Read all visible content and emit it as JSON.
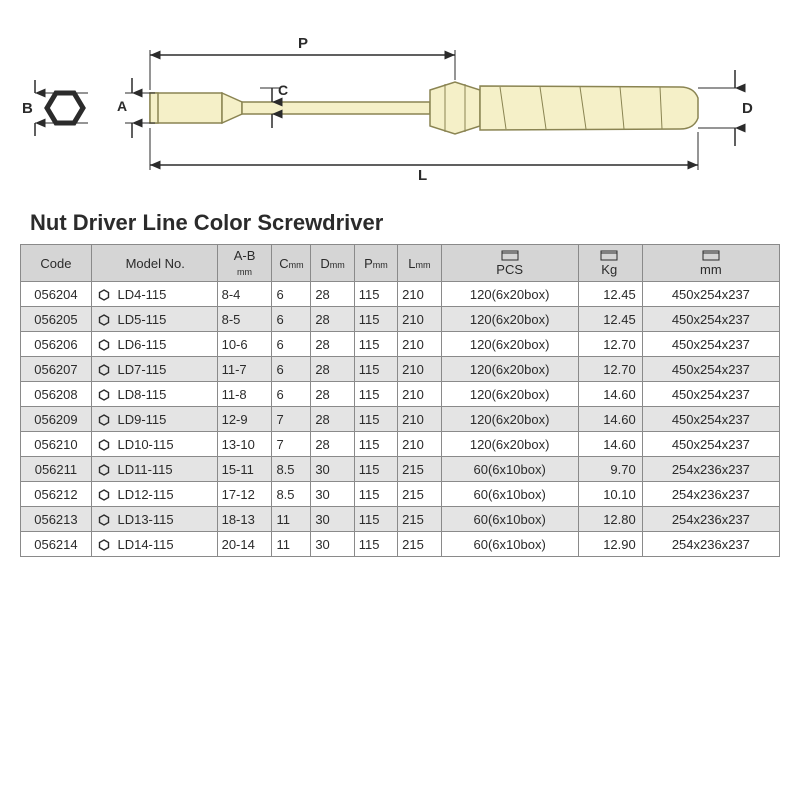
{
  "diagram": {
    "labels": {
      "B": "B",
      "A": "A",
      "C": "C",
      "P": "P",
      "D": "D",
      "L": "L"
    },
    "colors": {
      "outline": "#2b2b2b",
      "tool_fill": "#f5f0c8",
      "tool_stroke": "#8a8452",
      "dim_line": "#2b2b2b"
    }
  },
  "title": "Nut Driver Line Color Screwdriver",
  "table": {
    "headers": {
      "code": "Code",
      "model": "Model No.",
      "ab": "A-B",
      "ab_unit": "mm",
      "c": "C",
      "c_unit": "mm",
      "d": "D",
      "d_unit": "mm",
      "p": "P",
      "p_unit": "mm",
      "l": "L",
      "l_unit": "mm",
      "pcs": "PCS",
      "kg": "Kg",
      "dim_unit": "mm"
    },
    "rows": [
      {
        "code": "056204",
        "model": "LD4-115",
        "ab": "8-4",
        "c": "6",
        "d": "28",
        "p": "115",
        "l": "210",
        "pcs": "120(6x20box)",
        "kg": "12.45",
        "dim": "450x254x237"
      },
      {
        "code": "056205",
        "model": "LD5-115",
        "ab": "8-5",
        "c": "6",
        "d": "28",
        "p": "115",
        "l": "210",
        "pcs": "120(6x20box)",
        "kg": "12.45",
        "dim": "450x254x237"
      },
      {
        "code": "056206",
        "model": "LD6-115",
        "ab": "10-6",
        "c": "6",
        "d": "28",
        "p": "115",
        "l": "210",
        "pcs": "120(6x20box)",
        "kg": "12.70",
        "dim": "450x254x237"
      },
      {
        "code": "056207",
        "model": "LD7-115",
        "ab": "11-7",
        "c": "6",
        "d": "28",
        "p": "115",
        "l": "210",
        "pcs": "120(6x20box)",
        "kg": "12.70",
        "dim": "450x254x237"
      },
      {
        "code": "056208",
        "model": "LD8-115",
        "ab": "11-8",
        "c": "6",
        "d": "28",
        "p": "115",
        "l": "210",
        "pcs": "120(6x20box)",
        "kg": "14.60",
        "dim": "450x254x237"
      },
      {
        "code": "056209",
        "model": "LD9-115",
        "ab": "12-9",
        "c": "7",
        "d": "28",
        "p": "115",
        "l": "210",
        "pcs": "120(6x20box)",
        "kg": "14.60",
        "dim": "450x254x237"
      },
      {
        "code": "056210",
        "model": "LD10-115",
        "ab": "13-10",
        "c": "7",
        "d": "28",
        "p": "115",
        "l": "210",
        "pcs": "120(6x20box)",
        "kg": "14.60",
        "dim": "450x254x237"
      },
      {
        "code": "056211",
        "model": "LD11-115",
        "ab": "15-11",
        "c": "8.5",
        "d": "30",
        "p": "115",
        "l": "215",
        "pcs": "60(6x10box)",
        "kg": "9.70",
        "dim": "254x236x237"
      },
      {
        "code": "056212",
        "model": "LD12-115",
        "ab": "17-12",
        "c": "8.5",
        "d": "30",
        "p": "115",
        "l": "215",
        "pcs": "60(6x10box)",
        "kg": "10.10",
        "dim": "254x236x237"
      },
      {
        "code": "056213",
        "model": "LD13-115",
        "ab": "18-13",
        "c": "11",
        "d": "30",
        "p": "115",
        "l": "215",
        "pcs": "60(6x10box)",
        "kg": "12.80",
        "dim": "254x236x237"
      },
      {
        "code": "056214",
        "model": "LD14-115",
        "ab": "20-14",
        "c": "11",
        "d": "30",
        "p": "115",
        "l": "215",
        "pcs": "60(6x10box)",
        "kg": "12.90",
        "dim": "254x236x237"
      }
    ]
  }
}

━━━

Exercise description — Output the records above exactly; leave out the pictures.

Complete answer —
Read all visible content and emit it as JSON.
{
  "diagram": {
    "labels": {
      "B": "B",
      "A": "A",
      "C": "C",
      "P": "P",
      "D": "D",
      "L": "L"
    },
    "colors": {
      "outline": "#2b2b2b",
      "tool_fill": "#f5f0c8",
      "tool_stroke": "#8a8452",
      "dim_line": "#2b2b2b"
    }
  },
  "title": "Nut Driver Line Color Screwdriver",
  "table": {
    "headers": {
      "code": "Code",
      "model": "Model No.",
      "ab": "A-B",
      "ab_unit": "mm",
      "c": "C",
      "c_unit": "mm",
      "d": "D",
      "d_unit": "mm",
      "p": "P",
      "p_unit": "mm",
      "l": "L",
      "l_unit": "mm",
      "pcs": "PCS",
      "kg": "Kg",
      "dim_unit": "mm"
    },
    "rows": [
      {
        "code": "056204",
        "model": "LD4-115",
        "ab": "8-4",
        "c": "6",
        "d": "28",
        "p": "115",
        "l": "210",
        "pcs": "120(6x20box)",
        "kg": "12.45",
        "dim": "450x254x237"
      },
      {
        "code": "056205",
        "model": "LD5-115",
        "ab": "8-5",
        "c": "6",
        "d": "28",
        "p": "115",
        "l": "210",
        "pcs": "120(6x20box)",
        "kg": "12.45",
        "dim": "450x254x237"
      },
      {
        "code": "056206",
        "model": "LD6-115",
        "ab": "10-6",
        "c": "6",
        "d": "28",
        "p": "115",
        "l": "210",
        "pcs": "120(6x20box)",
        "kg": "12.70",
        "dim": "450x254x237"
      },
      {
        "code": "056207",
        "model": "LD7-115",
        "ab": "11-7",
        "c": "6",
        "d": "28",
        "p": "115",
        "l": "210",
        "pcs": "120(6x20box)",
        "kg": "12.70",
        "dim": "450x254x237"
      },
      {
        "code": "056208",
        "model": "LD8-115",
        "ab": "11-8",
        "c": "6",
        "d": "28",
        "p": "115",
        "l": "210",
        "pcs": "120(6x20box)",
        "kg": "14.60",
        "dim": "450x254x237"
      },
      {
        "code": "056209",
        "model": "LD9-115",
        "ab": "12-9",
        "c": "7",
        "d": "28",
        "p": "115",
        "l": "210",
        "pcs": "120(6x20box)",
        "kg": "14.60",
        "dim": "450x254x237"
      },
      {
        "code": "056210",
        "model": "LD10-115",
        "ab": "13-10",
        "c": "7",
        "d": "28",
        "p": "115",
        "l": "210",
        "pcs": "120(6x20box)",
        "kg": "14.60",
        "dim": "450x254x237"
      },
      {
        "code": "056211",
        "model": "LD11-115",
        "ab": "15-11",
        "c": "8.5",
        "d": "30",
        "p": "115",
        "l": "215",
        "pcs": "60(6x10box)",
        "kg": "9.70",
        "dim": "254x236x237"
      },
      {
        "code": "056212",
        "model": "LD12-115",
        "ab": "17-12",
        "c": "8.5",
        "d": "30",
        "p": "115",
        "l": "215",
        "pcs": "60(6x10box)",
        "kg": "10.10",
        "dim": "254x236x237"
      },
      {
        "code": "056213",
        "model": "LD13-115",
        "ab": "18-13",
        "c": "11",
        "d": "30",
        "p": "115",
        "l": "215",
        "pcs": "60(6x10box)",
        "kg": "12.80",
        "dim": "254x236x237"
      },
      {
        "code": "056214",
        "model": "LD14-115",
        "ab": "20-14",
        "c": "11",
        "d": "30",
        "p": "115",
        "l": "215",
        "pcs": "60(6x10box)",
        "kg": "12.90",
        "dim": "254x236x237"
      }
    ]
  }
}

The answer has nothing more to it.